Aim:
Check each line below for the word "bancari", and copy those that have it.

Material for the task:
- - - - -

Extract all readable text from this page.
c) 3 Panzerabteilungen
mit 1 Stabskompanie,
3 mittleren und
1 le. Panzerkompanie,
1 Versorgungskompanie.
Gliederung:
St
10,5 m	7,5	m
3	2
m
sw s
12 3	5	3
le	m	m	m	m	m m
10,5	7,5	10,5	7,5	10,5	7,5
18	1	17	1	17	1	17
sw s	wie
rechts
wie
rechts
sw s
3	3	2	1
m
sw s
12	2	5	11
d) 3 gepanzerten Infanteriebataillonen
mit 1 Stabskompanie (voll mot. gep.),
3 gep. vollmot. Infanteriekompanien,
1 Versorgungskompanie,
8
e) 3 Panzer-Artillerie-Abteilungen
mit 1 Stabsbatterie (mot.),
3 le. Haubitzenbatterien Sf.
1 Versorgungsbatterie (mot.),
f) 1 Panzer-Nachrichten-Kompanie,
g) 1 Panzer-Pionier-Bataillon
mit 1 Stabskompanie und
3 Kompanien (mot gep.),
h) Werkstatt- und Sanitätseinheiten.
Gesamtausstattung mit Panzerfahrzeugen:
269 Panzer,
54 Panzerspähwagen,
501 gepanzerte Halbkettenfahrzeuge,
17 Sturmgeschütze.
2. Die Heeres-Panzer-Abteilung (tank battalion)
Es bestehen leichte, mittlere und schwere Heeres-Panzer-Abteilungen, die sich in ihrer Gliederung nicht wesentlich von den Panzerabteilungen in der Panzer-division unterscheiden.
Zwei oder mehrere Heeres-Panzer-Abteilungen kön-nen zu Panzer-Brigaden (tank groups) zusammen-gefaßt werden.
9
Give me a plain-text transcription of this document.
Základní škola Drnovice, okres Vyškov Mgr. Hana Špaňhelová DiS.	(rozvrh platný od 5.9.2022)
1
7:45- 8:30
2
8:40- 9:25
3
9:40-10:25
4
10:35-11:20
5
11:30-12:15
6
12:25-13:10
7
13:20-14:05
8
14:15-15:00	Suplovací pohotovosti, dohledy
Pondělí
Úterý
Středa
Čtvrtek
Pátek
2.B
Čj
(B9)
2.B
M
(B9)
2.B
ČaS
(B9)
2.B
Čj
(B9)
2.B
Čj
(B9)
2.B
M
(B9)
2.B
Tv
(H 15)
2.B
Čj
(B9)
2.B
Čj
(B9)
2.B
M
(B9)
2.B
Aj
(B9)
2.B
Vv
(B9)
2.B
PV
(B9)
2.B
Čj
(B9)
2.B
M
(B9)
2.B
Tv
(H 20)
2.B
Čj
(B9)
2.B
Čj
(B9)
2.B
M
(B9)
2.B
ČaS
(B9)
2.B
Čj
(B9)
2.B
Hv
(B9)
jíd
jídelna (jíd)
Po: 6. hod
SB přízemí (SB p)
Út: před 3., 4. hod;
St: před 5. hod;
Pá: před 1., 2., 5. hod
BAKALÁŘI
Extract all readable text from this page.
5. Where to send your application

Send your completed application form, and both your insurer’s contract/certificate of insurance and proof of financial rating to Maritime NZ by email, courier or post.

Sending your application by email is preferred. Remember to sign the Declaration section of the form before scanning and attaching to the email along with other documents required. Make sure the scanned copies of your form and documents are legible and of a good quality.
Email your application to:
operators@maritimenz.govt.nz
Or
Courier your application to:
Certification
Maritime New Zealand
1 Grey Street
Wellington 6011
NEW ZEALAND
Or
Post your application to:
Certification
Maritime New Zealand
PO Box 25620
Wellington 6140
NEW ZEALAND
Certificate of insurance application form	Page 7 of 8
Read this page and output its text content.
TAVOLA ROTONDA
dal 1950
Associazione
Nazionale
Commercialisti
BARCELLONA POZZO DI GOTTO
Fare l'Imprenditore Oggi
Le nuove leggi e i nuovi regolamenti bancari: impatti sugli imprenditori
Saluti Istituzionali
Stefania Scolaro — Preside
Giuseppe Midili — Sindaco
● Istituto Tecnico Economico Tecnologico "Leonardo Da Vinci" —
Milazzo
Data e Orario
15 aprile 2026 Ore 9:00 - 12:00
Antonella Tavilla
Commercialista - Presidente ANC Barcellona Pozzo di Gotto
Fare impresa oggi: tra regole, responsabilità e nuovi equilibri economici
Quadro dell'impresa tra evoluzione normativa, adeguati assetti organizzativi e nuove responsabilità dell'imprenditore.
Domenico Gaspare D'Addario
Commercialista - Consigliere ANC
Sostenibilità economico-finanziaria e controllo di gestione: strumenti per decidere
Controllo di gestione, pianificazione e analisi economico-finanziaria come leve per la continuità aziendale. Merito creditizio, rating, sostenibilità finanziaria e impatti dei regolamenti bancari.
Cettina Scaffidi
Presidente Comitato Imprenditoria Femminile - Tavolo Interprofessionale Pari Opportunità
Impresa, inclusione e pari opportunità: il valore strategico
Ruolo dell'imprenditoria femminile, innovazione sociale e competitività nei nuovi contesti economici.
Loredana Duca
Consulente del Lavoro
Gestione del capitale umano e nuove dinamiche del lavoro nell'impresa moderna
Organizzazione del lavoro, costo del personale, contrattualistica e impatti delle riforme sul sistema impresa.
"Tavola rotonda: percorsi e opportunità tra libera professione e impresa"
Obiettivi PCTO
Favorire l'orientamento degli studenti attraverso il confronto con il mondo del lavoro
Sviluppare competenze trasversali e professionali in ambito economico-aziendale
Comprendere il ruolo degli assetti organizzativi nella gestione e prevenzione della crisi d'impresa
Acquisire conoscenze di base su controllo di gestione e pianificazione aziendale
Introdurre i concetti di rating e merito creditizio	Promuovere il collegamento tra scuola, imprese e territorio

- - - - -

In response:
Le nuove leggi e i nuovi regolamenti bancari: impatti sugli imprenditori
Controllo di gestione, pianificazione e analisi economico-finanziaria come leve per la continuità aziendale. Merito creditizio, rating, sostenibilità finanziaria e impatti dei regolamenti bancari.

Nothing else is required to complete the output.